* [Task statement]: Copy out, word for word, the entries from their first line through the line containing "clock-rate-radio[interactable] <box>679 129", including both of those lines.
◇ ◇ ◇
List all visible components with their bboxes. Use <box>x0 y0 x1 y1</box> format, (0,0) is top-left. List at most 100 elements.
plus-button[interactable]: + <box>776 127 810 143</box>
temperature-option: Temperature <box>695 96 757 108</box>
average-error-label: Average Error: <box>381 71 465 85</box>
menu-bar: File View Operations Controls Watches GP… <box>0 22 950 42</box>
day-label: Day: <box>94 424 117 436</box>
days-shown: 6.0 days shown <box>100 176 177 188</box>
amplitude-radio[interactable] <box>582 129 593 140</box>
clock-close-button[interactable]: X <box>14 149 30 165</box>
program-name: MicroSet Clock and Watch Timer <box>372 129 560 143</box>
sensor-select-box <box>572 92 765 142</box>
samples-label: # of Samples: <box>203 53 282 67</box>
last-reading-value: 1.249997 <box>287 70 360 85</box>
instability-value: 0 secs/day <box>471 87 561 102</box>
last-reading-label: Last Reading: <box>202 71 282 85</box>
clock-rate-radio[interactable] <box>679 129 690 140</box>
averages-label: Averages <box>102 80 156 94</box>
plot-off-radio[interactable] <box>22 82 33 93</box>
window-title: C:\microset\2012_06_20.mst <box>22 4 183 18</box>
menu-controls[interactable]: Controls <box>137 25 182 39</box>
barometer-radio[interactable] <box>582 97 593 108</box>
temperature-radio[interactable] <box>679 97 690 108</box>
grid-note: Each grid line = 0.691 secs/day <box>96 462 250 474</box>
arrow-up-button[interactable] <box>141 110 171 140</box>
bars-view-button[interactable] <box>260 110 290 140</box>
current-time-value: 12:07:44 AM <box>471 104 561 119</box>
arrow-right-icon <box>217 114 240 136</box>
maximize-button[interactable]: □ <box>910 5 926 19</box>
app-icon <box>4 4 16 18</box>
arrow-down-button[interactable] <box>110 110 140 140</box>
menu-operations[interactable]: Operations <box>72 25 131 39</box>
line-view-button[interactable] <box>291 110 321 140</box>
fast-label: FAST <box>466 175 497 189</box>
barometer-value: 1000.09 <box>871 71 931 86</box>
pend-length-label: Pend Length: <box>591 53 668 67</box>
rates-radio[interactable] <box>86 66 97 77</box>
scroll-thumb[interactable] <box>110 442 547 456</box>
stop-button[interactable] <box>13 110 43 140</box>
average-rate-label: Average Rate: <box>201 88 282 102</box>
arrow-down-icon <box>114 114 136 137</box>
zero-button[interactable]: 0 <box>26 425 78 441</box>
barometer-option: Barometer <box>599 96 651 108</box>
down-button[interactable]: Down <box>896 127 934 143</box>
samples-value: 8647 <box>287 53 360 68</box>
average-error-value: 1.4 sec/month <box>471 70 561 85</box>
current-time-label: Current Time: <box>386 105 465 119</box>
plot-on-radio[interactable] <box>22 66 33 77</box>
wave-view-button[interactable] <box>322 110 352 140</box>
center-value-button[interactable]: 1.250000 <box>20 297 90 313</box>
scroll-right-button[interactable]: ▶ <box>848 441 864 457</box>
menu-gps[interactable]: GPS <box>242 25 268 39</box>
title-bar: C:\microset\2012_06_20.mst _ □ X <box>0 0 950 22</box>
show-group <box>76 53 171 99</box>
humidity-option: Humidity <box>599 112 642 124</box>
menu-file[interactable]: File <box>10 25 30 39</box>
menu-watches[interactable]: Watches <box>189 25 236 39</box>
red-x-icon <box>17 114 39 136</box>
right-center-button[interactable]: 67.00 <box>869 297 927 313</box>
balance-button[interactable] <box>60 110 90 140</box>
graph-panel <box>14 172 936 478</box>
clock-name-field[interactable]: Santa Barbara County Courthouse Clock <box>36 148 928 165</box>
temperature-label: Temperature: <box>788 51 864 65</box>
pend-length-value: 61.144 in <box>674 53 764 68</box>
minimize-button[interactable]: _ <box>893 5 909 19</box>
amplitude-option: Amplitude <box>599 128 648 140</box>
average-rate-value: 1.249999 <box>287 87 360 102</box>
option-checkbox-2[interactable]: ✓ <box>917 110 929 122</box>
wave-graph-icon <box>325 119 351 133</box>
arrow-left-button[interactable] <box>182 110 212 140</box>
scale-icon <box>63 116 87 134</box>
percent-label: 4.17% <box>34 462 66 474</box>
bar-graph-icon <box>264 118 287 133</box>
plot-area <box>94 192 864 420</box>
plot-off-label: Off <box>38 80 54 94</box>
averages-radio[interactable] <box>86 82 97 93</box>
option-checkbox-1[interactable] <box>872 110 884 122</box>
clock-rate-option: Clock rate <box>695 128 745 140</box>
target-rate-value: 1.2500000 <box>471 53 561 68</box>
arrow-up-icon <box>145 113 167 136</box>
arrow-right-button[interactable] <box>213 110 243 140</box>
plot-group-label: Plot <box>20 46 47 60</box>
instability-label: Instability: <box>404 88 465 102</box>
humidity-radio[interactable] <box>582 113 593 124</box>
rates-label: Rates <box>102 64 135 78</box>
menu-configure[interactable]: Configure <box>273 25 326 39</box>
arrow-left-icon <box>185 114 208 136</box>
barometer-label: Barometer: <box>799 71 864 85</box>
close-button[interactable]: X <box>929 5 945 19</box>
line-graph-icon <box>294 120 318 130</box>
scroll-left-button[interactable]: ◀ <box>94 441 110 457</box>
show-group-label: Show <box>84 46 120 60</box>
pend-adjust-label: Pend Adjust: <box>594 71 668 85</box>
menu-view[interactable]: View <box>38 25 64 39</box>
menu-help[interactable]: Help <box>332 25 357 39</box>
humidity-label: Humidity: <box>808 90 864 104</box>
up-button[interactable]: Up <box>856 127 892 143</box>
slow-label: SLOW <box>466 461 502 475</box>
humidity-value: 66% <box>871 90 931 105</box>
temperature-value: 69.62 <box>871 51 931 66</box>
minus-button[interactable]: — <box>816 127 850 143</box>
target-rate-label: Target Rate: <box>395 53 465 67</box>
◇ ◇ ◇
* [The solution]:
List all visible components with their bboxes. Use <box>x0 y0 x1 y1</box> format, (0,0) is top-left. List at most 100 elements.
plus-button[interactable]: + <box>776 127 810 143</box>
temperature-option: Temperature <box>695 96 757 108</box>
average-error-label: Average Error: <box>381 71 465 85</box>
menu-bar: File View Operations Controls Watches GP… <box>0 22 950 42</box>
day-label: Day: <box>94 424 117 436</box>
days-shown: 6.0 days shown <box>100 176 177 188</box>
amplitude-radio[interactable] <box>582 129 593 140</box>
clock-close-button[interactable]: X <box>14 149 30 165</box>
program-name: MicroSet Clock and Watch Timer <box>372 129 560 143</box>
sensor-select-box <box>572 92 765 142</box>
samples-label: # of Samples: <box>203 53 282 67</box>
last-reading-value: 1.249997 <box>287 70 360 85</box>
instability-value: 0 secs/day <box>471 87 561 102</box>
last-reading-label: Last Reading: <box>202 71 282 85</box>
clock-rate-radio[interactable] <box>679 129 690 140</box>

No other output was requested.